Entries taken from a collection
* * *
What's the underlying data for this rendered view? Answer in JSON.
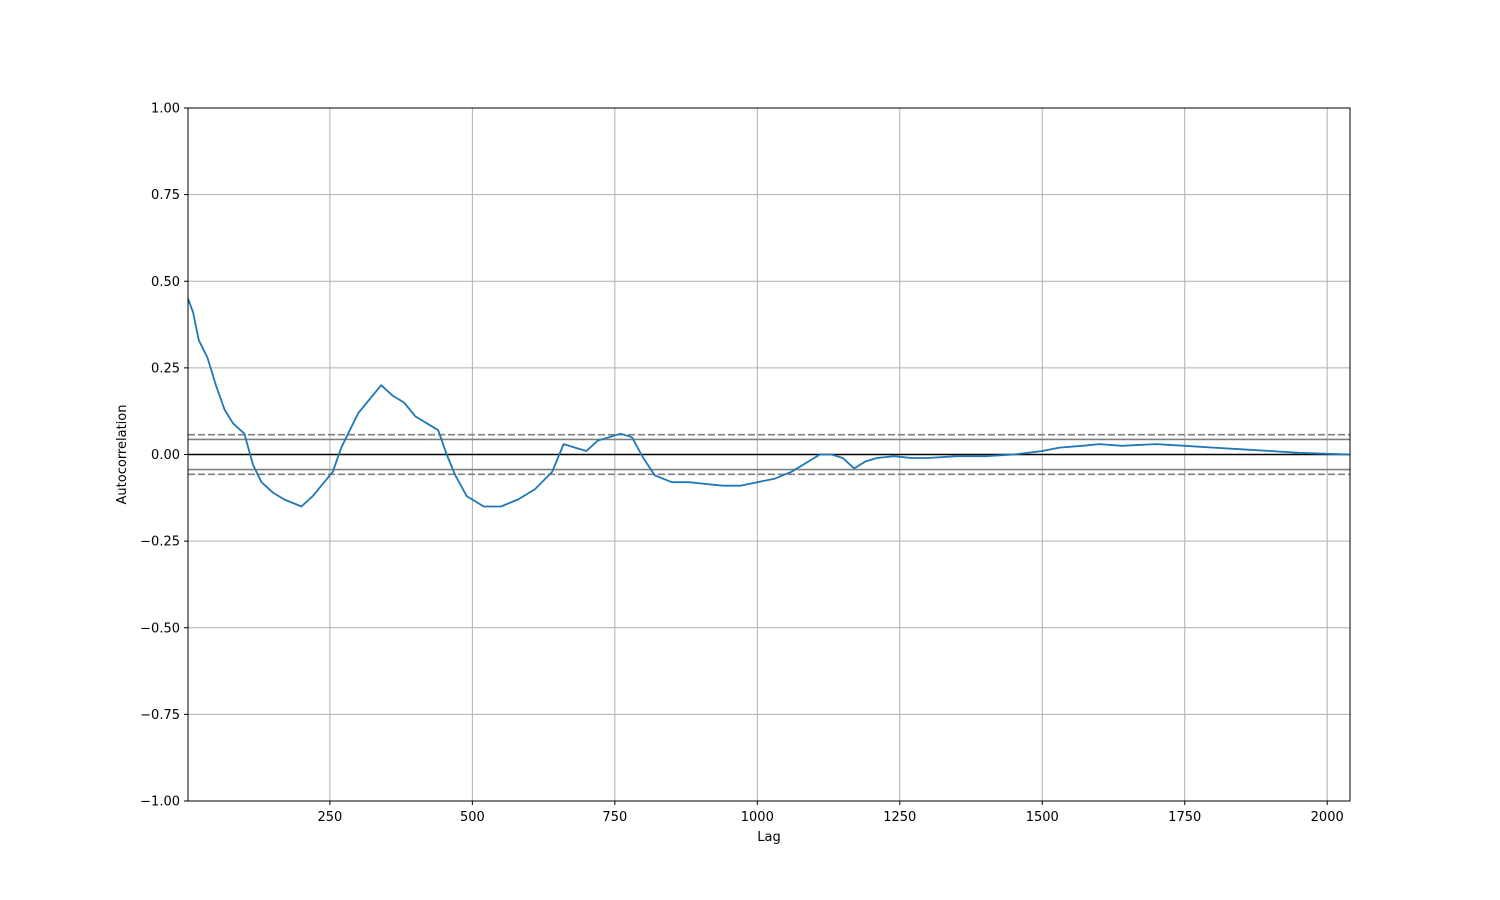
{
  "chart_data": {
    "type": "line",
    "title": "",
    "xlabel": "Lag",
    "ylabel": "Autocorrelation",
    "xlim": [
      1,
      2040
    ],
    "ylim": [
      -1.0,
      1.0
    ],
    "grid": true,
    "x_ticks": [
      250,
      500,
      750,
      1000,
      1250,
      1500,
      1750,
      2000
    ],
    "x_tick_labels": [
      "250",
      "500",
      "750",
      "1000",
      "1250",
      "1500",
      "1750",
      "2000"
    ],
    "y_ticks": [
      -1.0,
      -0.75,
      -0.5,
      -0.25,
      0.0,
      0.25,
      0.5,
      0.75,
      1.0
    ],
    "y_tick_labels": [
      "−1.00",
      "−0.75",
      "−0.50",
      "−0.25",
      "0.00",
      "0.25",
      "0.50",
      "0.75",
      "1.00"
    ],
    "reference_lines": {
      "zero": 0.0,
      "confidence_95": 0.0434,
      "confidence_99": 0.0571
    },
    "colors": {
      "series": "#1f77b4",
      "grid": "#b0b0b0",
      "zero_line": "#000000",
      "confidence_lines": "#808080"
    },
    "series": [
      {
        "x": [
          1,
          10,
          20,
          35,
          50,
          65,
          80,
          100,
          115,
          130,
          150,
          170,
          185,
          200,
          220,
          240,
          255,
          270,
          285,
          300,
          320,
          340,
          360,
          380,
          400,
          420,
          440,
          455,
          470,
          490,
          520,
          550,
          580,
          610,
          640,
          660,
          680,
          700,
          720,
          740,
          760,
          780,
          800,
          820,
          850,
          880,
          910,
          940,
          970,
          1000,
          1030,
          1060,
          1090,
          1110,
          1130,
          1150,
          1170,
          1190,
          1210,
          1240,
          1270,
          1300,
          1350,
          1400,
          1450,
          1500,
          1530,
          1570,
          1600,
          1640,
          1700,
          1750,
          1800,
          1850,
          1900,
          1950,
          2000,
          2040
        ],
        "y": [
          0.45,
          0.41,
          0.33,
          0.28,
          0.2,
          0.13,
          0.09,
          0.06,
          -0.03,
          -0.08,
          -0.11,
          -0.13,
          -0.14,
          -0.15,
          -0.12,
          -0.08,
          -0.05,
          0.02,
          0.07,
          0.12,
          0.16,
          0.2,
          0.17,
          0.15,
          0.11,
          0.09,
          0.07,
          0.0,
          -0.06,
          -0.12,
          -0.15,
          -0.15,
          -0.13,
          -0.1,
          -0.05,
          0.03,
          0.02,
          0.01,
          0.04,
          0.05,
          0.06,
          0.05,
          -0.01,
          -0.06,
          -0.08,
          -0.08,
          -0.085,
          -0.09,
          -0.09,
          -0.08,
          -0.07,
          -0.05,
          -0.02,
          0.0,
          0.0,
          -0.01,
          -0.04,
          -0.02,
          -0.01,
          -0.005,
          -0.01,
          -0.01,
          -0.005,
          -0.005,
          0.0,
          0.01,
          0.02,
          0.025,
          0.03,
          0.025,
          0.03,
          0.025,
          0.02,
          0.015,
          0.01,
          0.005,
          0.002,
          0.0
        ]
      }
    ]
  }
}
* * *
Work to do:
Exclude the images, then output the data above word for word.

Answer to the task:
What's the underlying data for this rendered view? Answer in JSON.
{
  "chart_data": {
    "type": "line",
    "title": "",
    "xlabel": "Lag",
    "ylabel": "Autocorrelation",
    "xlim": [
      1,
      2040
    ],
    "ylim": [
      -1.0,
      1.0
    ],
    "grid": true,
    "x_ticks": [
      250,
      500,
      750,
      1000,
      1250,
      1500,
      1750,
      2000
    ],
    "x_tick_labels": [
      "250",
      "500",
      "750",
      "1000",
      "1250",
      "1500",
      "1750",
      "2000"
    ],
    "y_ticks": [
      -1.0,
      -0.75,
      -0.5,
      -0.25,
      0.0,
      0.25,
      0.5,
      0.75,
      1.0
    ],
    "y_tick_labels": [
      "−1.00",
      "−0.75",
      "−0.50",
      "−0.25",
      "0.00",
      "0.25",
      "0.50",
      "0.75",
      "1.00"
    ],
    "reference_lines": {
      "zero": 0.0,
      "confidence_95": 0.0434,
      "confidence_99": 0.0571
    },
    "colors": {
      "series": "#1f77b4",
      "grid": "#b0b0b0",
      "zero_line": "#000000",
      "confidence_lines": "#808080"
    },
    "series": [
      {
        "x": [
          1,
          10,
          20,
          35,
          50,
          65,
          80,
          100,
          115,
          130,
          150,
          170,
          185,
          200,
          220,
          240,
          255,
          270,
          285,
          300,
          320,
          340,
          360,
          380,
          400,
          420,
          440,
          455,
          470,
          490,
          520,
          550,
          580,
          610,
          640,
          660,
          680,
          700,
          720,
          740,
          760,
          780,
          800,
          820,
          850,
          880,
          910,
          940,
          970,
          1000,
          1030,
          1060,
          1090,
          1110,
          1130,
          1150,
          1170,
          1190,
          1210,
          1240,
          1270,
          1300,
          1350,
          1400,
          1450,
          1500,
          1530,
          1570,
          1600,
          1640,
          1700,
          1750,
          1800,
          1850,
          1900,
          1950,
          2000,
          2040
        ],
        "y": [
          0.45,
          0.41,
          0.33,
          0.28,
          0.2,
          0.13,
          0.09,
          0.06,
          -0.03,
          -0.08,
          -0.11,
          -0.13,
          -0.14,
          -0.15,
          -0.12,
          -0.08,
          -0.05,
          0.02,
          0.07,
          0.12,
          0.16,
          0.2,
          0.17,
          0.15,
          0.11,
          0.09,
          0.07,
          0.0,
          -0.06,
          -0.12,
          -0.15,
          -0.15,
          -0.13,
          -0.1,
          -0.05,
          0.03,
          0.02,
          0.01,
          0.04,
          0.05,
          0.06,
          0.05,
          -0.01,
          -0.06,
          -0.08,
          -0.08,
          -0.085,
          -0.09,
          -0.09,
          -0.08,
          -0.07,
          -0.05,
          -0.02,
          0.0,
          0.0,
          -0.01,
          -0.04,
          -0.02,
          -0.01,
          -0.005,
          -0.01,
          -0.01,
          -0.005,
          -0.005,
          0.0,
          0.01,
          0.02,
          0.025,
          0.03,
          0.025,
          0.03,
          0.025,
          0.02,
          0.015,
          0.01,
          0.005,
          0.002,
          0.0
        ]
      }
    ]
  }
}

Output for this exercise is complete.